STATED PROBLEM:
Images embedded in the records are excluded; print everything else exactly as given.
── RECORDS SUPPLIED ──
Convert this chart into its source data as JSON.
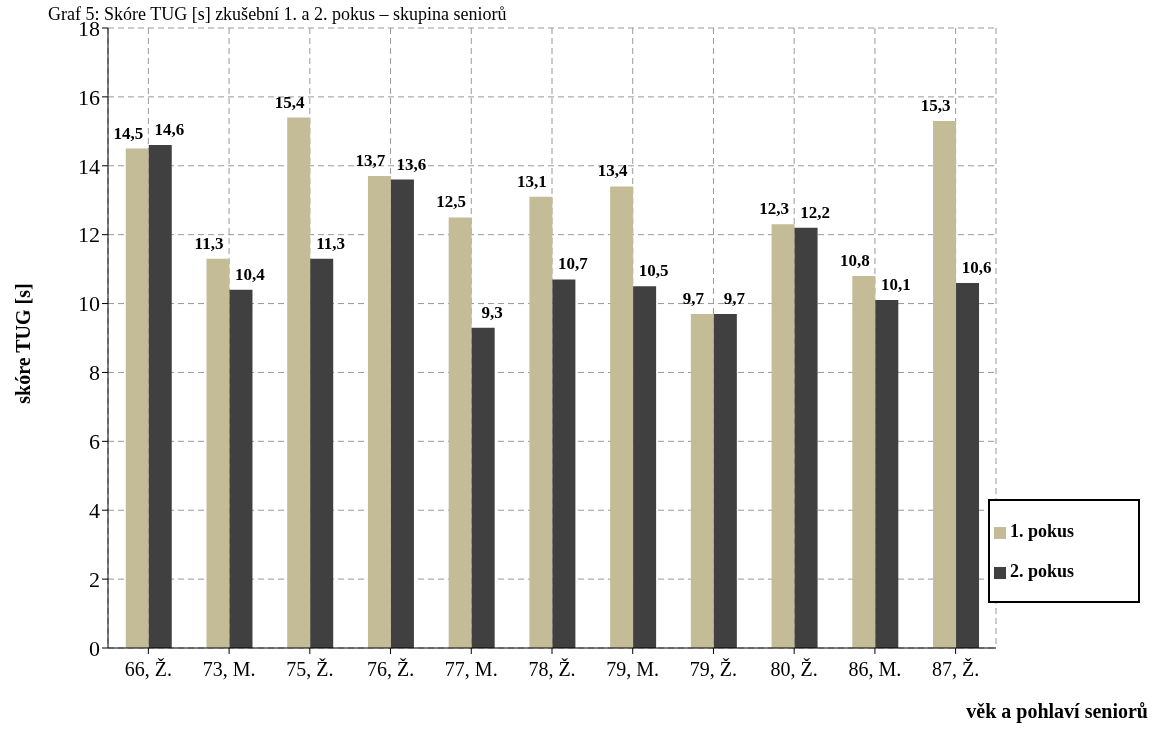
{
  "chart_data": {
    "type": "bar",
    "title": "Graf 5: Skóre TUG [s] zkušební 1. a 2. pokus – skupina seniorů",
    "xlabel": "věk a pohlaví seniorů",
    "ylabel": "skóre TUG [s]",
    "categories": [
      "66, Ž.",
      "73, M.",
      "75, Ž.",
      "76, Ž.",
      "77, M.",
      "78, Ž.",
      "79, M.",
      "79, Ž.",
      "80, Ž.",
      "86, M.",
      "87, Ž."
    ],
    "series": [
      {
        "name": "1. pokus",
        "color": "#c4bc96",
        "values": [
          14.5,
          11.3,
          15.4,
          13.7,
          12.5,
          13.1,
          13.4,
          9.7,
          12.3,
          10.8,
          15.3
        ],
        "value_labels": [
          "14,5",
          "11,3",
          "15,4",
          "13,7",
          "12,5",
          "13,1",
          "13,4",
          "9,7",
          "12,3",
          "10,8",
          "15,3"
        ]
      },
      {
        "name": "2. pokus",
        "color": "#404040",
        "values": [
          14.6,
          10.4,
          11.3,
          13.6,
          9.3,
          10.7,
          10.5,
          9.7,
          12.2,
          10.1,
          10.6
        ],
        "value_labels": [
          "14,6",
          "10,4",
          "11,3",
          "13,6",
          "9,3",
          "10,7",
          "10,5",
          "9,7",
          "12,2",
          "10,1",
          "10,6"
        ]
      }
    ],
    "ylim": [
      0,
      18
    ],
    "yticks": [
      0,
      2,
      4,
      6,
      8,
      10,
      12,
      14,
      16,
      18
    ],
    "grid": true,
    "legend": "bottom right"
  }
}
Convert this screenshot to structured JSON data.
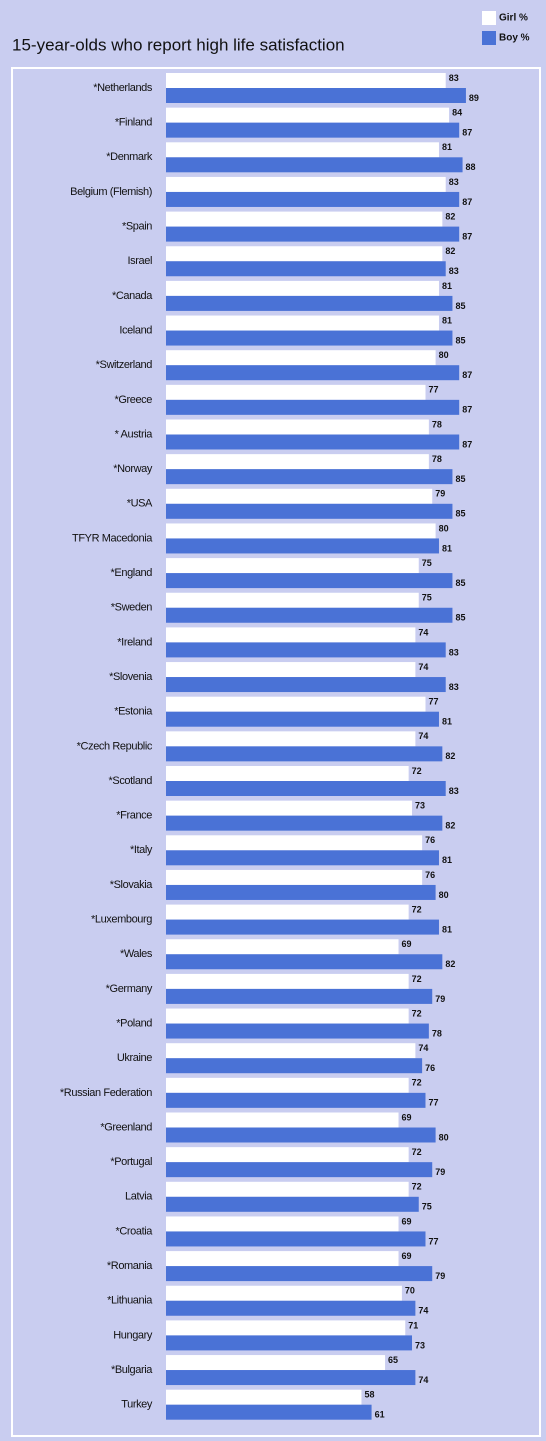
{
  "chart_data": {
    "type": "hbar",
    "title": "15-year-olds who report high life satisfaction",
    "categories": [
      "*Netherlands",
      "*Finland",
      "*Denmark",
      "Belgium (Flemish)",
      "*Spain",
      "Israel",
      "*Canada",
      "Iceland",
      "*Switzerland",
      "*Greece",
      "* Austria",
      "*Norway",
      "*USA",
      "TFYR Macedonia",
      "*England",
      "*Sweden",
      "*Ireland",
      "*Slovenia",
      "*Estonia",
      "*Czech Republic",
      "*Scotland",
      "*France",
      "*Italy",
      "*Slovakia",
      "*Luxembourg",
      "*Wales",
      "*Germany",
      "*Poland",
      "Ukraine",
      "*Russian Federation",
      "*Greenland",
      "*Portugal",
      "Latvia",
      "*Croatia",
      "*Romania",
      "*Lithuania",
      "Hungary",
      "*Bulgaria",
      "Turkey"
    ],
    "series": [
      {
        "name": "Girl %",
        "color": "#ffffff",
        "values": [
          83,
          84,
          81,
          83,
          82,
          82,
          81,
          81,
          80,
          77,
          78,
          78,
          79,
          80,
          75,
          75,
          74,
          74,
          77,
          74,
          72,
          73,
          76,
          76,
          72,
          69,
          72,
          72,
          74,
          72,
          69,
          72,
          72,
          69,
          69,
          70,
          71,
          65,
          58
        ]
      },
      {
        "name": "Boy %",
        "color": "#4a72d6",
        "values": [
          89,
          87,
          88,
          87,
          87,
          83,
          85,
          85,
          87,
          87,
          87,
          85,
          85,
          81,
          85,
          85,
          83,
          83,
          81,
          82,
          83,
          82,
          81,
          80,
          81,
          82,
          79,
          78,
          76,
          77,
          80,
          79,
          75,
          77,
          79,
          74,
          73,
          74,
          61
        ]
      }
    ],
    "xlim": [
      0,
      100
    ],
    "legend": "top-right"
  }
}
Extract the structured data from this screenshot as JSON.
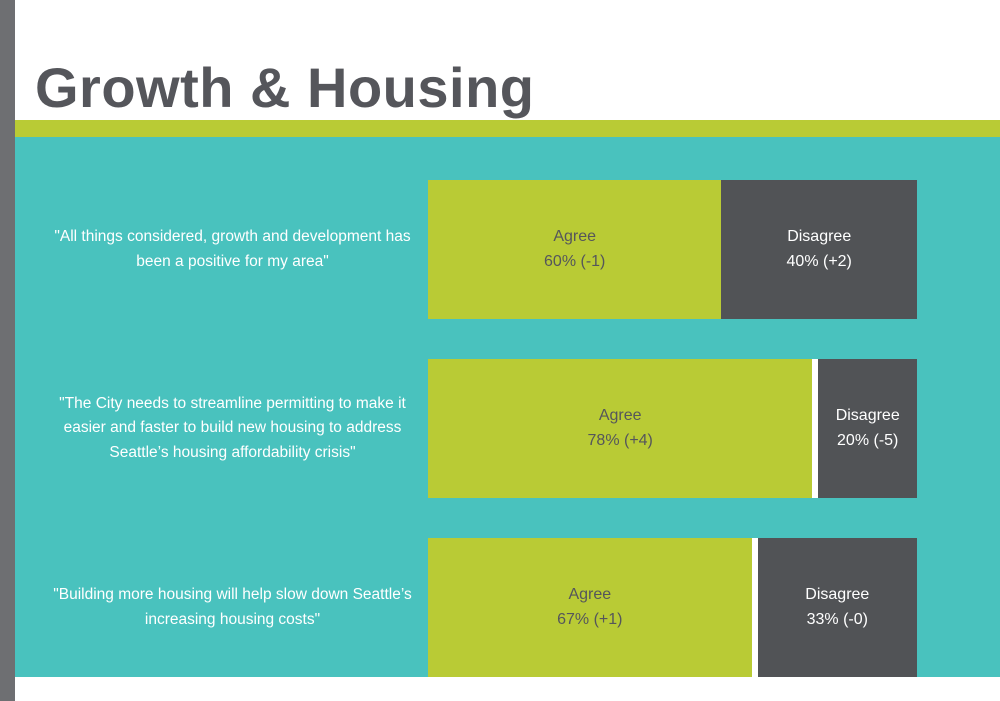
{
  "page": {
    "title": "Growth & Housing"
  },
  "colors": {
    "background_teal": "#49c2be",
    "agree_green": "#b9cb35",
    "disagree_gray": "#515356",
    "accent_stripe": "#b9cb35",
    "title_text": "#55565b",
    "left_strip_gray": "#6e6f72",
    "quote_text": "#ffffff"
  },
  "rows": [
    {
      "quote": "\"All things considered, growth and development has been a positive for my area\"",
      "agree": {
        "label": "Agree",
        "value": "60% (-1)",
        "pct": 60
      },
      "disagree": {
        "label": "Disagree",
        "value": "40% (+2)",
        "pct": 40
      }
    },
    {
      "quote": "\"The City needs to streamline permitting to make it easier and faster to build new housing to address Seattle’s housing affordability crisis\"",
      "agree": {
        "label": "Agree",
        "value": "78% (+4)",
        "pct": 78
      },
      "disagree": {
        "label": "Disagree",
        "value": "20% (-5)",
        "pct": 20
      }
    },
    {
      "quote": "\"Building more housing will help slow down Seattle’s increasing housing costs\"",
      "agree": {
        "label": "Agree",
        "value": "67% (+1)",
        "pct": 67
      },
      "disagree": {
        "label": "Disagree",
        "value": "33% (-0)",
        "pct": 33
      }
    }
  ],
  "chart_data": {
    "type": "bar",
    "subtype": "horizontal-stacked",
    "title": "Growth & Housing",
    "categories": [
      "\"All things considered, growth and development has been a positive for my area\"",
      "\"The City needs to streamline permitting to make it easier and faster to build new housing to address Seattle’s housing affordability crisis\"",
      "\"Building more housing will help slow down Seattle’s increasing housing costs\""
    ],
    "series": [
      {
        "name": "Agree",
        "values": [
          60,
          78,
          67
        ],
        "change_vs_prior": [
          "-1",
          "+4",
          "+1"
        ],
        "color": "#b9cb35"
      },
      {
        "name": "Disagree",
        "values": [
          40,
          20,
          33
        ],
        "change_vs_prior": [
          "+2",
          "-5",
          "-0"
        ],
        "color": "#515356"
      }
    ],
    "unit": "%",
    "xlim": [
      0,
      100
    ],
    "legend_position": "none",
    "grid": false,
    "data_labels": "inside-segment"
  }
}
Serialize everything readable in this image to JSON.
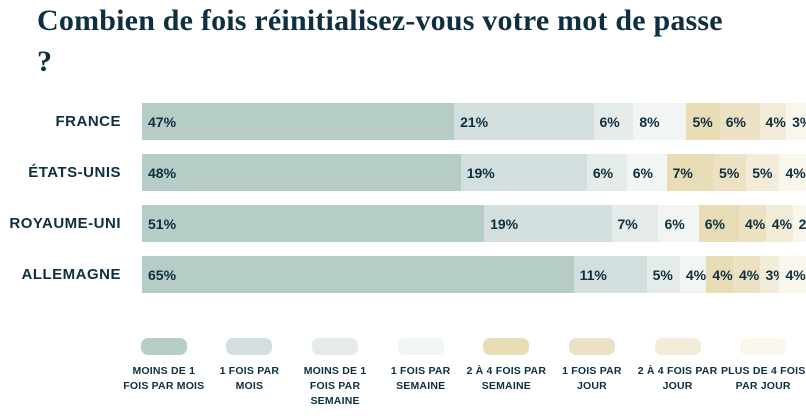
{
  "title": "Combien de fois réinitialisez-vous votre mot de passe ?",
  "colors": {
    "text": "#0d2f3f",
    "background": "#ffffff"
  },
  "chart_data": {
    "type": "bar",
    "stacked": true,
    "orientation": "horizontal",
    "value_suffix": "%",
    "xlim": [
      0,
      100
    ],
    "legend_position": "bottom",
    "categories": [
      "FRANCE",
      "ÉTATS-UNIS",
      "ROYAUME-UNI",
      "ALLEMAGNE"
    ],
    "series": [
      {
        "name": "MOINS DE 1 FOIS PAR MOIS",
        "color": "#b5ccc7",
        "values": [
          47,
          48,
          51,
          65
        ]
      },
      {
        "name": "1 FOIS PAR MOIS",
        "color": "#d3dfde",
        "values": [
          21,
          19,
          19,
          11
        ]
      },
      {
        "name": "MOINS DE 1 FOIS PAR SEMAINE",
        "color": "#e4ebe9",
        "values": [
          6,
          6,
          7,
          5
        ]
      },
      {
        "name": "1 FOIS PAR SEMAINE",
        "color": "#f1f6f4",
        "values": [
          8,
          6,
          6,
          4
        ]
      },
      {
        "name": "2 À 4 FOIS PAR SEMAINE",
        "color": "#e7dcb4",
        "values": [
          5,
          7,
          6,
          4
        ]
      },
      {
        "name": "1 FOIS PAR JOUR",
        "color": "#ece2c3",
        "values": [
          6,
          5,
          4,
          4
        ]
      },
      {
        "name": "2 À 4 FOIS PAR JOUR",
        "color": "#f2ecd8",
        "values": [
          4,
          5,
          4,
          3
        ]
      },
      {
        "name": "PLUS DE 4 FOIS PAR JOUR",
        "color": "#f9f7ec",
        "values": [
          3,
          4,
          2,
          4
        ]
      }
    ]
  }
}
───
SOLUTION TO THE PROBLEM:
Convert this chart into its source data as JSON.
{
  "chart_data": {
    "type": "bar",
    "title": "Graf 5: Skóre TUG [s] zkušební 1. a 2. pokus – skupina seniorů",
    "xlabel": "věk a pohlaví seniorů",
    "ylabel": "skóre TUG [s]",
    "categories": [
      "66, Ž.",
      "73, M.",
      "75, Ž.",
      "76, Ž.",
      "77, M.",
      "78, Ž.",
      "79, M.",
      "79, Ž.",
      "80, Ž.",
      "86, M.",
      "87, Ž."
    ],
    "series": [
      {
        "name": "1. pokus",
        "color": "#c4bc96",
        "values": [
          14.5,
          11.3,
          15.4,
          13.7,
          12.5,
          13.1,
          13.4,
          9.7,
          12.3,
          10.8,
          15.3
        ],
        "value_labels": [
          "14,5",
          "11,3",
          "15,4",
          "13,7",
          "12,5",
          "13,1",
          "13,4",
          "9,7",
          "12,3",
          "10,8",
          "15,3"
        ]
      },
      {
        "name": "2. pokus",
        "color": "#404040",
        "values": [
          14.6,
          10.4,
          11.3,
          13.6,
          9.3,
          10.7,
          10.5,
          9.7,
          12.2,
          10.1,
          10.6
        ],
        "value_labels": [
          "14,6",
          "10,4",
          "11,3",
          "13,6",
          "9,3",
          "10,7",
          "10,5",
          "9,7",
          "12,2",
          "10,1",
          "10,6"
        ]
      }
    ],
    "ylim": [
      0,
      18
    ],
    "yticks": [
      0,
      2,
      4,
      6,
      8,
      10,
      12,
      14,
      16,
      18
    ],
    "grid": true,
    "legend": "bottom right"
  }
}
Convert this screenshot to structured JSON data.
{
  "chart_data": {
    "type": "hbar",
    "title": "15-year-olds who report high life satisfaction",
    "categories": [
      "*Netherlands",
      "*Finland",
      "*Denmark",
      "Belgium (Flemish)",
      "*Spain",
      "Israel",
      "*Canada",
      "Iceland",
      "*Switzerland",
      "*Greece",
      "* Austria",
      "*Norway",
      "*USA",
      "TFYR Macedonia",
      "*England",
      "*Sweden",
      "*Ireland",
      "*Slovenia",
      "*Estonia",
      "*Czech Republic",
      "*Scotland",
      "*France",
      "*Italy",
      "*Slovakia",
      "*Luxembourg",
      "*Wales",
      "*Germany",
      "*Poland",
      "Ukraine",
      "*Russian Federation",
      "*Greenland",
      "*Portugal",
      "Latvia",
      "*Croatia",
      "*Romania",
      "*Lithuania",
      "Hungary",
      "*Bulgaria",
      "Turkey"
    ],
    "series": [
      {
        "name": "Girl %",
        "color": "#ffffff",
        "values": [
          83,
          84,
          81,
          83,
          82,
          82,
          81,
          81,
          80,
          77,
          78,
          78,
          79,
          80,
          75,
          75,
          74,
          74,
          77,
          74,
          72,
          73,
          76,
          76,
          72,
          69,
          72,
          72,
          74,
          72,
          69,
          72,
          72,
          69,
          69,
          70,
          71,
          65,
          58
        ]
      },
      {
        "name": "Boy %",
        "color": "#4a72d6",
        "values": [
          89,
          87,
          88,
          87,
          87,
          83,
          85,
          85,
          87,
          87,
          87,
          85,
          85,
          81,
          85,
          85,
          83,
          83,
          81,
          82,
          83,
          82,
          81,
          80,
          81,
          82,
          79,
          78,
          76,
          77,
          80,
          79,
          75,
          77,
          79,
          74,
          73,
          74,
          61
        ]
      }
    ],
    "xlim": [
      0,
      100
    ],
    "legend": "top-right"
  }
}
Extract the structured data from this screenshot as JSON.
{
  "page": {
    "title": "Growth & Housing"
  },
  "colors": {
    "background_teal": "#49c2be",
    "agree_green": "#b9cb35",
    "disagree_gray": "#515356",
    "accent_stripe": "#b9cb35",
    "title_text": "#55565b",
    "left_strip_gray": "#6e6f72",
    "quote_text": "#ffffff"
  },
  "rows": [
    {
      "quote": "\"All things considered, growth and development has been a positive for my area\"",
      "agree": {
        "label": "Agree",
        "value": "60% (-1)",
        "pct": 60
      },
      "disagree": {
        "label": "Disagree",
        "value": "40% (+2)",
        "pct": 40
      }
    },
    {
      "quote": "\"The City needs to streamline permitting to make it easier and faster to build new housing to address Seattle’s housing affordability crisis\"",
      "agree": {
        "label": "Agree",
        "value": "78% (+4)",
        "pct": 78
      },
      "disagree": {
        "label": "Disagree",
        "value": "20% (-5)",
        "pct": 20
      }
    },
    {
      "quote": "\"Building more housing will help slow down Seattle’s increasing housing costs\"",
      "agree": {
        "label": "Agree",
        "value": "67% (+1)",
        "pct": 67
      },
      "disagree": {
        "label": "Disagree",
        "value": "33% (-0)",
        "pct": 33
      }
    }
  ],
  "chart_data": {
    "type": "bar",
    "subtype": "horizontal-stacked",
    "title": "Growth & Housing",
    "categories": [
      "\"All things considered, growth and development has been a positive for my area\"",
      "\"The City needs to streamline permitting to make it easier and faster to build new housing to address Seattle’s housing affordability crisis\"",
      "\"Building more housing will help slow down Seattle’s increasing housing costs\""
    ],
    "series": [
      {
        "name": "Agree",
        "values": [
          60,
          78,
          67
        ],
        "change_vs_prior": [
          "-1",
          "+4",
          "+1"
        ],
        "color": "#b9cb35"
      },
      {
        "name": "Disagree",
        "values": [
          40,
          20,
          33
        ],
        "change_vs_prior": [
          "+2",
          "-5",
          "-0"
        ],
        "color": "#515356"
      }
    ],
    "unit": "%",
    "xlim": [
      0,
      100
    ],
    "legend_position": "none",
    "grid": false,
    "data_labels": "inside-segment"
  }
}
Serialize everything readable in this image to JSON.
{
  "title": "Combien de fois réinitialisez-vous votre mot de passe ?",
  "colors": {
    "text": "#0d2f3f",
    "background": "#ffffff"
  },
  "chart_data": {
    "type": "bar",
    "stacked": true,
    "orientation": "horizontal",
    "value_suffix": "%",
    "xlim": [
      0,
      100
    ],
    "legend_position": "bottom",
    "categories": [
      "FRANCE",
      "ÉTATS-UNIS",
      "ROYAUME-UNI",
      "ALLEMAGNE"
    ],
    "series": [
      {
        "name": "MOINS DE 1 FOIS PAR MOIS",
        "color": "#b5ccc7",
        "values": [
          47,
          48,
          51,
          65
        ]
      },
      {
        "name": "1 FOIS PAR MOIS",
        "color": "#d3dfde",
        "values": [
          21,
          19,
          19,
          11
        ]
      },
      {
        "name": "MOINS DE 1 FOIS PAR SEMAINE",
        "color": "#e4ebe9",
        "values": [
          6,
          6,
          7,
          5
        ]
      },
      {
        "name": "1 FOIS PAR SEMAINE",
        "color": "#f1f6f4",
        "values": [
          8,
          6,
          6,
          4
        ]
      },
      {
        "name": "2 À 4 FOIS PAR SEMAINE",
        "color": "#e7dcb4",
        "values": [
          5,
          7,
          6,
          4
        ]
      },
      {
        "name": "1 FOIS PAR JOUR",
        "color": "#ece2c3",
        "values": [
          6,
          5,
          4,
          4
        ]
      },
      {
        "name": "2 À 4 FOIS PAR JOUR",
        "color": "#f2ecd8",
        "values": [
          4,
          5,
          4,
          3
        ]
      },
      {
        "name": "PLUS DE 4 FOIS PAR JOUR",
        "color": "#f9f7ec",
        "values": [
          3,
          4,
          2,
          4
        ]
      }
    ]
  }
}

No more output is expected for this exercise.